TO BE DONE:
Below are some records; return each one exactly.

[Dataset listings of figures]
*-*-*

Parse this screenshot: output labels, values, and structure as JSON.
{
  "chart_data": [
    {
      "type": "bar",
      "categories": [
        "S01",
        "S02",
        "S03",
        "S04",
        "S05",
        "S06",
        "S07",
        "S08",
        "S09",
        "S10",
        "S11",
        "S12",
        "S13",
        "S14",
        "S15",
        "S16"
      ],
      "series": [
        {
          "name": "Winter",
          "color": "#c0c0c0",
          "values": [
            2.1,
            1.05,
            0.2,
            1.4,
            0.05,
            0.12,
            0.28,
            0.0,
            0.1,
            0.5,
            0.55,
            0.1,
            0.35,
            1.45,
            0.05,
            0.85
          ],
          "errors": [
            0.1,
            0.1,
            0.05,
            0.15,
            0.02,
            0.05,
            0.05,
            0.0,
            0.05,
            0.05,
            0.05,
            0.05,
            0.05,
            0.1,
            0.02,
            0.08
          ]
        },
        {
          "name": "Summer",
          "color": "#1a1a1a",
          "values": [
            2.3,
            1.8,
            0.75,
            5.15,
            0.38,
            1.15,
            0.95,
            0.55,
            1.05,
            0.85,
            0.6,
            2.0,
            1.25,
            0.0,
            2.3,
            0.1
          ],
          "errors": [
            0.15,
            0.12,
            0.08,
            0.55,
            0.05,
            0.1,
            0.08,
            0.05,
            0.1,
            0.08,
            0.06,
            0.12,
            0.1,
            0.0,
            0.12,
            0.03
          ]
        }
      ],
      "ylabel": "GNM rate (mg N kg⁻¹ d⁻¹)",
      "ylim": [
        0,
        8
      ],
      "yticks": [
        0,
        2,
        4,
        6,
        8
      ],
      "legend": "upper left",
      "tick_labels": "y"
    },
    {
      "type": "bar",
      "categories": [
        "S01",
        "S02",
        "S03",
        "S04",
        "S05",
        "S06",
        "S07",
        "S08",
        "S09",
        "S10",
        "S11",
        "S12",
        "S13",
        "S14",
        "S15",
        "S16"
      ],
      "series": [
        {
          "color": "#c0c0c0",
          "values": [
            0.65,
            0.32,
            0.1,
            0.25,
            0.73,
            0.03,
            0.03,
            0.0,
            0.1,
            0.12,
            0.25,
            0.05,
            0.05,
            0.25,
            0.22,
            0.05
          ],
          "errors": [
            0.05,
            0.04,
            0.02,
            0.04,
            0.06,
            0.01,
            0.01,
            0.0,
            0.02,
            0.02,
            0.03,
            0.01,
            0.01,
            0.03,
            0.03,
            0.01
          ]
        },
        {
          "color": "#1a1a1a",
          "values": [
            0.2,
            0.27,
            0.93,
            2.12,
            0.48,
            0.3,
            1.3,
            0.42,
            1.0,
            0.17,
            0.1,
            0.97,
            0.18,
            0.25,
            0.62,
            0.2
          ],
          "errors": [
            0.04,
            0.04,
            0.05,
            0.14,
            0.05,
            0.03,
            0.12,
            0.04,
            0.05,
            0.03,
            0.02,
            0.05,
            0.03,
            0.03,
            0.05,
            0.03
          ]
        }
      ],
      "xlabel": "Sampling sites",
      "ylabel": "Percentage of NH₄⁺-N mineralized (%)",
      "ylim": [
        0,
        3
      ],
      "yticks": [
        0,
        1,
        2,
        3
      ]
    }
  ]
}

*-*-*

EXERCISE SOLUTION:
Parse this screenshot: output labels, values, and structure as JSON.
{
  "chart_data": [
    {
      "type": "bar",
      "categories": [
        "S01",
        "S02",
        "S03",
        "S04",
        "S05",
        "S06",
        "S07",
        "S08",
        "S09",
        "S10",
        "S11",
        "S12",
        "S13",
        "S14",
        "S15",
        "S16"
      ],
      "series": [
        {
          "name": "Winter",
          "color": "#c0c0c0",
          "values": [
            2.1,
            1.05,
            0.2,
            1.4,
            0.05,
            0.12,
            0.28,
            0.0,
            0.1,
            0.5,
            0.55,
            0.1,
            0.35,
            1.45,
            0.05,
            0.85
          ],
          "errors": [
            0.1,
            0.1,
            0.05,
            0.15,
            0.02,
            0.05,
            0.05,
            0.0,
            0.05,
            0.05,
            0.05,
            0.05,
            0.05,
            0.1,
            0.02,
            0.08
          ]
        },
        {
          "name": "Summer",
          "color": "#1a1a1a",
          "values": [
            2.3,
            1.8,
            0.75,
            5.15,
            0.38,
            1.15,
            0.95,
            0.55,
            1.05,
            0.85,
            0.6,
            2.0,
            1.25,
            0.0,
            2.3,
            0.1
          ],
          "errors": [
            0.15,
            0.12,
            0.08,
            0.55,
            0.05,
            0.1,
            0.08,
            0.05,
            0.1,
            0.08,
            0.06,
            0.12,
            0.1,
            0.0,
            0.12,
            0.03
          ]
        }
      ],
      "ylabel": "GNM rate (mg N kg⁻¹ d⁻¹)",
      "ylim": [
        0,
        8
      ],
      "yticks": [
        0,
        2,
        4,
        6,
        8
      ],
      "legend": "upper left",
      "tick_labels": "y"
    },
    {
      "type": "bar",
      "categories": [
        "S01",
        "S02",
        "S03",
        "S04",
        "S05",
        "S06",
        "S07",
        "S08",
        "S09",
        "S10",
        "S11",
        "S12",
        "S13",
        "S14",
        "S15",
        "S16"
      ],
      "series": [
        {
          "color": "#c0c0c0",
          "values": [
            0.65,
            0.32,
            0.1,
            0.25,
            0.73,
            0.03,
            0.03,
            0.0,
            0.1,
            0.12,
            0.25,
            0.05,
            0.05,
            0.25,
            0.22,
            0.05
          ],
          "errors": [
            0.05,
            0.04,
            0.02,
            0.04,
            0.06,
            0.01,
            0.01,
            0.0,
            0.02,
            0.02,
            0.03,
            0.01,
            0.01,
            0.03,
            0.03,
            0.01
          ]
        },
        {
          "color": "#1a1a1a",
          "values": [
            0.2,
            0.27,
            0.93,
            2.12,
            0.48,
            0.3,
            1.3,
            0.42,
            1.0,
            0.17,
            0.1,
            0.97,
            0.18,
            0.25,
            0.62,
            0.2
          ],
          "errors": [
            0.04,
            0.04,
            0.05,
            0.14,
            0.05,
            0.03,
            0.12,
            0.04,
            0.05,
            0.03,
            0.02,
            0.05,
            0.03,
            0.03,
            0.05,
            0.03
          ]
        }
      ],
      "xlabel": "Sampling sites",
      "ylabel": "Percentage of NH₄⁺-N mineralized (%)",
      "ylim": [
        0,
        3
      ],
      "yticks": [
        0,
        1,
        2,
        3
      ]
    }
  ]
}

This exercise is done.